Request: Return all lines from the listing below in which the string "Beam" occurs.

Supplied records:
<<<<

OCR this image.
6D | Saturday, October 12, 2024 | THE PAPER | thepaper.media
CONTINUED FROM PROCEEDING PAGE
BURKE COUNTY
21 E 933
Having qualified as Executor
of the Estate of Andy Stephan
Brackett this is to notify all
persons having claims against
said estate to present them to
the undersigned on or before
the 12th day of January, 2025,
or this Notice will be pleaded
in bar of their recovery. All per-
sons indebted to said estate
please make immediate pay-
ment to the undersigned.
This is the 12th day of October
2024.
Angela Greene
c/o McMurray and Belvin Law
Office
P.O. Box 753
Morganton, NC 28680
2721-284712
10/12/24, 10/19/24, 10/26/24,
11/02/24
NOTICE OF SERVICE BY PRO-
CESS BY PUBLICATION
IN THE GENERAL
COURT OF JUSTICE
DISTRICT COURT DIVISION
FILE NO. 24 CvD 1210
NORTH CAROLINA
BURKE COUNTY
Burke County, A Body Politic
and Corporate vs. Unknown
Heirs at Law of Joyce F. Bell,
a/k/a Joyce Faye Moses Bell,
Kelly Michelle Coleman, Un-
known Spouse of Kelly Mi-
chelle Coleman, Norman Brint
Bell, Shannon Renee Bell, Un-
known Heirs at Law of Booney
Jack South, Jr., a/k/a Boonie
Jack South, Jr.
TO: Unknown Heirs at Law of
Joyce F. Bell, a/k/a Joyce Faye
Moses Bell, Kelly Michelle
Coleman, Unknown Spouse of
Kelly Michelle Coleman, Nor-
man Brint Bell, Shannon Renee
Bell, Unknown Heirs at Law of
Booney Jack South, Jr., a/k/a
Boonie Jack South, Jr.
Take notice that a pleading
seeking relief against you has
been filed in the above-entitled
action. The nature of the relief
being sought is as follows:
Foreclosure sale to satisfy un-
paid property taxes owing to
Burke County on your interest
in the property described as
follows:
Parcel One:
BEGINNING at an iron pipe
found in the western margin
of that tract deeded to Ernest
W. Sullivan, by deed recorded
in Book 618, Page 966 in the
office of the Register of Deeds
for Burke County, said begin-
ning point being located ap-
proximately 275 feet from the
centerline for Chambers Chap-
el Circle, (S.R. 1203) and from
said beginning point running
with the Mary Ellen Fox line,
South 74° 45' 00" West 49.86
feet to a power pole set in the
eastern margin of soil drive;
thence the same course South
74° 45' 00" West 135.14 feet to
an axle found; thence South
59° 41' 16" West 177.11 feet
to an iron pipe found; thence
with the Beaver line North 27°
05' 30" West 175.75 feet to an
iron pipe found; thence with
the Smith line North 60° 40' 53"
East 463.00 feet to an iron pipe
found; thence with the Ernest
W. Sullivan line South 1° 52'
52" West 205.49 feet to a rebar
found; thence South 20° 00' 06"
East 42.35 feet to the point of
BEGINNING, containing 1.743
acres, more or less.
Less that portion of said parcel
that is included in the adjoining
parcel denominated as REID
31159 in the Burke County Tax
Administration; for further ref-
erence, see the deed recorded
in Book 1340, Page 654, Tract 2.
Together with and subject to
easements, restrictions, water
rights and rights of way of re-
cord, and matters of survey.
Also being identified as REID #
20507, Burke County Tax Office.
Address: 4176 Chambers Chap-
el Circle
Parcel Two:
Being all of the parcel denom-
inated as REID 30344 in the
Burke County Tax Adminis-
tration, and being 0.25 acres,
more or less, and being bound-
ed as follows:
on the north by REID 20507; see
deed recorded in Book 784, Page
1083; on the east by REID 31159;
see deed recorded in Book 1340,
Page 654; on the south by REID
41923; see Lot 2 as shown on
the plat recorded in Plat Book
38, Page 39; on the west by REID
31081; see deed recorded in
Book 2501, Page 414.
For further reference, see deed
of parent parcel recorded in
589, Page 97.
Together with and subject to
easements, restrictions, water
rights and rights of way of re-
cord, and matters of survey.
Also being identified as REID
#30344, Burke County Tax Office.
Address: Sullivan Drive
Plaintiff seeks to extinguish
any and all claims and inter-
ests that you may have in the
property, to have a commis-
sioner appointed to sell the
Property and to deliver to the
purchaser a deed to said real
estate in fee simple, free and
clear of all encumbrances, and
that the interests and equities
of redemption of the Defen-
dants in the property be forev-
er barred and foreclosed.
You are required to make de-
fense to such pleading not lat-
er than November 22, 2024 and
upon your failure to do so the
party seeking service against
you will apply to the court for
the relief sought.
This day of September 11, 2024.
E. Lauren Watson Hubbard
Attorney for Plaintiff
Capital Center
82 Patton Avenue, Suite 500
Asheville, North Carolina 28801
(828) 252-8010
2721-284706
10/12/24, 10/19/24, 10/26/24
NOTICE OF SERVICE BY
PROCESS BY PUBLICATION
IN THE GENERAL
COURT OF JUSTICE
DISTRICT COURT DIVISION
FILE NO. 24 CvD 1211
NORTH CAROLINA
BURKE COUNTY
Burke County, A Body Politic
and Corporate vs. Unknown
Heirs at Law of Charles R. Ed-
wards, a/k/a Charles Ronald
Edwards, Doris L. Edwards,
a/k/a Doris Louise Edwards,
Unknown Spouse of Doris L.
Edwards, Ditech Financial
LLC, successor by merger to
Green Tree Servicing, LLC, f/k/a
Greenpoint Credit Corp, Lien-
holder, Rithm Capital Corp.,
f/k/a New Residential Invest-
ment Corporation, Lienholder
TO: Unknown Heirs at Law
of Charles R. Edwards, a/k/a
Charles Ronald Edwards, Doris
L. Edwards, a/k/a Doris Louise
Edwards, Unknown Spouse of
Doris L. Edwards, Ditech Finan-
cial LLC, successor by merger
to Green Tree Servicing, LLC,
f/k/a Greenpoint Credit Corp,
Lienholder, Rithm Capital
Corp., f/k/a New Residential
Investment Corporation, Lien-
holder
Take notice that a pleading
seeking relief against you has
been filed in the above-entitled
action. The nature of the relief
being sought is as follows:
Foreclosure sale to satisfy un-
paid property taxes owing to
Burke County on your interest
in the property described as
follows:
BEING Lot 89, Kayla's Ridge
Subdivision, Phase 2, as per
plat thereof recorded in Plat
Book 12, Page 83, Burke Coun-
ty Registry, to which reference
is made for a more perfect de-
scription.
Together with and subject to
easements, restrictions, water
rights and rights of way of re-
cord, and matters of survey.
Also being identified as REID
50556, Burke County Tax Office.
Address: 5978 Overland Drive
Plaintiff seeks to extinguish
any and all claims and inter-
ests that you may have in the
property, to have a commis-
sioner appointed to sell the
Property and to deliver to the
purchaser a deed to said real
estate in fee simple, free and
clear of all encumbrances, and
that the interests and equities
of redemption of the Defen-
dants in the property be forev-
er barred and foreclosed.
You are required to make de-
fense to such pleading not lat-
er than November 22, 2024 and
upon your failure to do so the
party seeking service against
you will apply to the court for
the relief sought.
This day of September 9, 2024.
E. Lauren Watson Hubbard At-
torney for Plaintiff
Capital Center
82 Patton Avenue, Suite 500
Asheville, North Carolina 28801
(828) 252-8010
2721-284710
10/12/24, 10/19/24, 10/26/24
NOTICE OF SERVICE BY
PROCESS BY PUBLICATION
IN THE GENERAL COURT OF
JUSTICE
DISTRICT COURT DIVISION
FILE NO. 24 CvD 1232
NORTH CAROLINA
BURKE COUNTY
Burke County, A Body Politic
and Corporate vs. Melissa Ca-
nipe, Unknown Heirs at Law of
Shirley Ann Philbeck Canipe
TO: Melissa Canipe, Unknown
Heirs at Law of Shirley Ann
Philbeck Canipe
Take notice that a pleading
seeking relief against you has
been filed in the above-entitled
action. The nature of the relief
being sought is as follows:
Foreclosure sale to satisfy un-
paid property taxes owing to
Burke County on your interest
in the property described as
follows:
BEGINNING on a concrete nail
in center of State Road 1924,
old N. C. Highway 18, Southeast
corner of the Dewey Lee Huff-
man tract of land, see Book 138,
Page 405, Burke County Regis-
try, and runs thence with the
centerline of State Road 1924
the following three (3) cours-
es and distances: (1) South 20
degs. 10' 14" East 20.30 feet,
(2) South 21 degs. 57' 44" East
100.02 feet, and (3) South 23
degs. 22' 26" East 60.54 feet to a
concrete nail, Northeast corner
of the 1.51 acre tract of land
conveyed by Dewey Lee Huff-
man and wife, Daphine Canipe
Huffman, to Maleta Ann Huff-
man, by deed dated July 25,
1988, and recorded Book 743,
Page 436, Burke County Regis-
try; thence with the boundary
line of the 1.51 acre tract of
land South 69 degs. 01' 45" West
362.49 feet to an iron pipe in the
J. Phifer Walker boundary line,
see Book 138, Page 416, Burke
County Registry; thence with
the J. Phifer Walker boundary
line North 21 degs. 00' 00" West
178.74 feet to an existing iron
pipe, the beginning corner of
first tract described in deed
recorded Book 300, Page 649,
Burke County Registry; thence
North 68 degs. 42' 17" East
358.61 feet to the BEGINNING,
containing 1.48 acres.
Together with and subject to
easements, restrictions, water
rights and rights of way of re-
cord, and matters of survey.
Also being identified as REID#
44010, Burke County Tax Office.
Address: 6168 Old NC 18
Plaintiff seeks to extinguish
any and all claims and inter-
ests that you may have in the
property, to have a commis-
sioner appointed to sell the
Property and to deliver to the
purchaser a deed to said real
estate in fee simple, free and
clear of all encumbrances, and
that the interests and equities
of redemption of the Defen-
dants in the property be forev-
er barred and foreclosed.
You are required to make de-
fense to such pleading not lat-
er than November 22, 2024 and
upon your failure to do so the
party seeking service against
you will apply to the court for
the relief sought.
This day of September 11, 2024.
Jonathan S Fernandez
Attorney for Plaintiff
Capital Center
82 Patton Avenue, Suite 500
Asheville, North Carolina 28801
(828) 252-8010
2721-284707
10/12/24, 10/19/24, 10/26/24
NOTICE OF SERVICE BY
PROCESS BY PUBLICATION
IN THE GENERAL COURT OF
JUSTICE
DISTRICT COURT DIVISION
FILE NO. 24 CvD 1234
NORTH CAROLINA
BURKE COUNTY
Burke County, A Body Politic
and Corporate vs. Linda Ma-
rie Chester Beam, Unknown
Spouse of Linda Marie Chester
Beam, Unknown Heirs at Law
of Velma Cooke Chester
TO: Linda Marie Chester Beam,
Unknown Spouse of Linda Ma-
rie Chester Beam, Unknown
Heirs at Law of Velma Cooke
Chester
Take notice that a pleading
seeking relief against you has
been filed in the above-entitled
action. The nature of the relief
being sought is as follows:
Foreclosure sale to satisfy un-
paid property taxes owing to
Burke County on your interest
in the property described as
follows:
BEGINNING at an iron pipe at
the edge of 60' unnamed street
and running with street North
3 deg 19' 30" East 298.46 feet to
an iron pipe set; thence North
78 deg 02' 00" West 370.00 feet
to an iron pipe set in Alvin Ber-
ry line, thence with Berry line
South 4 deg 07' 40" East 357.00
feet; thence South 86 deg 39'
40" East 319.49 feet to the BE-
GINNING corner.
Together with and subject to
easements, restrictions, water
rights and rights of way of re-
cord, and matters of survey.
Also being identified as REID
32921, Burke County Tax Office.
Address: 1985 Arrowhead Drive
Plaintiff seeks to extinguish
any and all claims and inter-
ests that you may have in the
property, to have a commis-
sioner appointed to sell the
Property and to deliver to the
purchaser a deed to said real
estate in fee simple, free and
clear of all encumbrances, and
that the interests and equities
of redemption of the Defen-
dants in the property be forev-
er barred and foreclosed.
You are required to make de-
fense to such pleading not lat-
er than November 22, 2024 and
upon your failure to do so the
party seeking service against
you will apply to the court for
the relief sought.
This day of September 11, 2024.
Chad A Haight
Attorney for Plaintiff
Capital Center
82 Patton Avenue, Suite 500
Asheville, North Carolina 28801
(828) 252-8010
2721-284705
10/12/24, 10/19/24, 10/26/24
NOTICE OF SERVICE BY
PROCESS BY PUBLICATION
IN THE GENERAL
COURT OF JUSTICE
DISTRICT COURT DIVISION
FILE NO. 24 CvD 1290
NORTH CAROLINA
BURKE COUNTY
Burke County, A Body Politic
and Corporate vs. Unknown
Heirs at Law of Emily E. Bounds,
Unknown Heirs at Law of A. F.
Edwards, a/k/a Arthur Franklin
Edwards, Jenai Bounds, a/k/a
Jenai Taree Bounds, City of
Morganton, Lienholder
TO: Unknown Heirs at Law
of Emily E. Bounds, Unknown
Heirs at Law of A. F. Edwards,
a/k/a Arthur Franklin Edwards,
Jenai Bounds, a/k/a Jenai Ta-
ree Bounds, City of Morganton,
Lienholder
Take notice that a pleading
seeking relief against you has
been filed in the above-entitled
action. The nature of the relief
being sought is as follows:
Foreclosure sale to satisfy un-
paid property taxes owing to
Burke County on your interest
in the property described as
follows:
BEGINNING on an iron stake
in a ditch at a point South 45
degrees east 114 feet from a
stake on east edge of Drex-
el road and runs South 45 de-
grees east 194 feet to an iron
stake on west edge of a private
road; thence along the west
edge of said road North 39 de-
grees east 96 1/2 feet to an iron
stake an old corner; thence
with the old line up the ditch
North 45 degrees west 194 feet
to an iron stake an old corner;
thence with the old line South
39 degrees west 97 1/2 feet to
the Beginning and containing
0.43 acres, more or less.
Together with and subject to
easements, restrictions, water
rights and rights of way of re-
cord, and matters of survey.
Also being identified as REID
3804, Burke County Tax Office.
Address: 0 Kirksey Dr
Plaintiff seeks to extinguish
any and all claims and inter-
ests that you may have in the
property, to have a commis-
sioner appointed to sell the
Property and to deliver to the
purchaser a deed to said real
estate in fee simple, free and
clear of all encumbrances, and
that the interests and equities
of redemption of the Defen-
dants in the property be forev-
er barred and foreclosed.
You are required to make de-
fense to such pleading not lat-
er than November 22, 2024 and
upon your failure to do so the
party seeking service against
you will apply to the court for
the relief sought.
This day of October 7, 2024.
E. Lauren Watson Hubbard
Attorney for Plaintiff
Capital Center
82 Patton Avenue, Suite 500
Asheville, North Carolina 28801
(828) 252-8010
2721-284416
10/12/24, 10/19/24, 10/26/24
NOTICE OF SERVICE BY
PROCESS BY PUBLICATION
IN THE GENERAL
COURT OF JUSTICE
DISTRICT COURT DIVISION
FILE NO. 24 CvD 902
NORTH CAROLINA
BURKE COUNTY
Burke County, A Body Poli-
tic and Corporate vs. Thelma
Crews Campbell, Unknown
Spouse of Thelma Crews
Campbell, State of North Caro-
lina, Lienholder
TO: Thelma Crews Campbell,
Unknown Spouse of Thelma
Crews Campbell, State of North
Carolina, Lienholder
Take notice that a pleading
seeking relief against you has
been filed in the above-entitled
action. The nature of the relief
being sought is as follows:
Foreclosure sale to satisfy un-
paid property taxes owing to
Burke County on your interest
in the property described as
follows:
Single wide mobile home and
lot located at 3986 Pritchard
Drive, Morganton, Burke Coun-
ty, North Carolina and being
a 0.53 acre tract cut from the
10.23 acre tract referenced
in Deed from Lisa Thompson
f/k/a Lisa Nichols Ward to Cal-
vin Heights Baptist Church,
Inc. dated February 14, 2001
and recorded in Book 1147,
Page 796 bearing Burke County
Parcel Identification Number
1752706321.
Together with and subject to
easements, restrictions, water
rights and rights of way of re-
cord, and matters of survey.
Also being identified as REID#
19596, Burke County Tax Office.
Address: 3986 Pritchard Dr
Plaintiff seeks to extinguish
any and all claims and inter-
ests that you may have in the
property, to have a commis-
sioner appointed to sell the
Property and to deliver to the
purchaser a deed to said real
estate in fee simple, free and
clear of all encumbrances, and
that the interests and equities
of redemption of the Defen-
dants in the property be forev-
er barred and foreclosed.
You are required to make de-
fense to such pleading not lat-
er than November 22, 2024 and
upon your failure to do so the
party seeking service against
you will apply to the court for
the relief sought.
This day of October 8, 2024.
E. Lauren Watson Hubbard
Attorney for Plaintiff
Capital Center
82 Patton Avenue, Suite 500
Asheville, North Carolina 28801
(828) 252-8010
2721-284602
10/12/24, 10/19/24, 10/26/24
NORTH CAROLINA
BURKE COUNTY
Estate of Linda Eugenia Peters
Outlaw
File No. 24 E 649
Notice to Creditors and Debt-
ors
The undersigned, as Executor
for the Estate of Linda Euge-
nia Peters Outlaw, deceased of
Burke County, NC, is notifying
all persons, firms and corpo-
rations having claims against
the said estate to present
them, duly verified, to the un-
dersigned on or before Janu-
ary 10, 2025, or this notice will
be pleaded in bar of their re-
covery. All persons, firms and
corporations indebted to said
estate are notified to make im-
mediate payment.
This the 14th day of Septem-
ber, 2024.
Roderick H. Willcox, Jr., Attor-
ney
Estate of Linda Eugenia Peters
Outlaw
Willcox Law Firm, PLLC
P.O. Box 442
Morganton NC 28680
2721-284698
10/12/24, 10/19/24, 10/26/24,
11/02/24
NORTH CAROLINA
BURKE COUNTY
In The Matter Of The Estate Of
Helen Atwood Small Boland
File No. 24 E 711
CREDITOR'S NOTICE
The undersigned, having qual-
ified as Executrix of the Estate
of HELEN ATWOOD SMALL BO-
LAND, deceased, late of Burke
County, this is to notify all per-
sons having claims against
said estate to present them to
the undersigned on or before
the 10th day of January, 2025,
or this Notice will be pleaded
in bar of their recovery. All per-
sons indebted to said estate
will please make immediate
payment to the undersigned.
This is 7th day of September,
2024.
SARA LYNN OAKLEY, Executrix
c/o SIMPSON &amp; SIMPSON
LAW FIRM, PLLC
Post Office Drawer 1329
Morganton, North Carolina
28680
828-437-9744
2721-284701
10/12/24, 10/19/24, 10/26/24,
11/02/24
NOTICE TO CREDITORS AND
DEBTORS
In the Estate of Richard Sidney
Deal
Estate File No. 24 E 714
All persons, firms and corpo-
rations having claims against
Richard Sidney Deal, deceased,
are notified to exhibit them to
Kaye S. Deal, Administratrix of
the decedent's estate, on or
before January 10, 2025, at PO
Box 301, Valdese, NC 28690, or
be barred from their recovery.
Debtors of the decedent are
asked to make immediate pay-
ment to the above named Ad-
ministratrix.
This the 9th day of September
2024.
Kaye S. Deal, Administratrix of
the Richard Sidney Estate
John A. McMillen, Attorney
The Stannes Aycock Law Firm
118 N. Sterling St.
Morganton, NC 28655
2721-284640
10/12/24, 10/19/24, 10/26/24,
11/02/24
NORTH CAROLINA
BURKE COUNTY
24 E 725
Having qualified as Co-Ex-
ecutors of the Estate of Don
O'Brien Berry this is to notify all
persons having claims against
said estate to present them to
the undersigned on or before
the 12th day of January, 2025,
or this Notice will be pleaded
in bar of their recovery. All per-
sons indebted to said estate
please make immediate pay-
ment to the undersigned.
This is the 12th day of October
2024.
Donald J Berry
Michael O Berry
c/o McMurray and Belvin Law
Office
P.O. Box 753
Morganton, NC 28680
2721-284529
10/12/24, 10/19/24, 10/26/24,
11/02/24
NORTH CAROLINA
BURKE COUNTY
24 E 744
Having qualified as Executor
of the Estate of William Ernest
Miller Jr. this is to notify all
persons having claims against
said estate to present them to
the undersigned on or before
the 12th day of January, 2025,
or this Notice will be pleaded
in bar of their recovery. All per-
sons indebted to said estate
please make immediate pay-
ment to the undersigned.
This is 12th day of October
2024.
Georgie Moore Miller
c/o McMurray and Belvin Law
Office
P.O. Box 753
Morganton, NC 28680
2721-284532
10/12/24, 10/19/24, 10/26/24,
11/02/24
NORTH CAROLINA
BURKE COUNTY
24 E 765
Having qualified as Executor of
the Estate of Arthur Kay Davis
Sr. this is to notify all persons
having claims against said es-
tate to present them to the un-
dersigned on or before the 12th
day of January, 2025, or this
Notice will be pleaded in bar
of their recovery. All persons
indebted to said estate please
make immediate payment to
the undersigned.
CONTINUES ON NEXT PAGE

>>>>

Solution:
rie Chester Beam, Unknown
Beam, Unknown Heirs at Law
TO: Linda Marie Chester Beam,
rie Chester Beam, Unknown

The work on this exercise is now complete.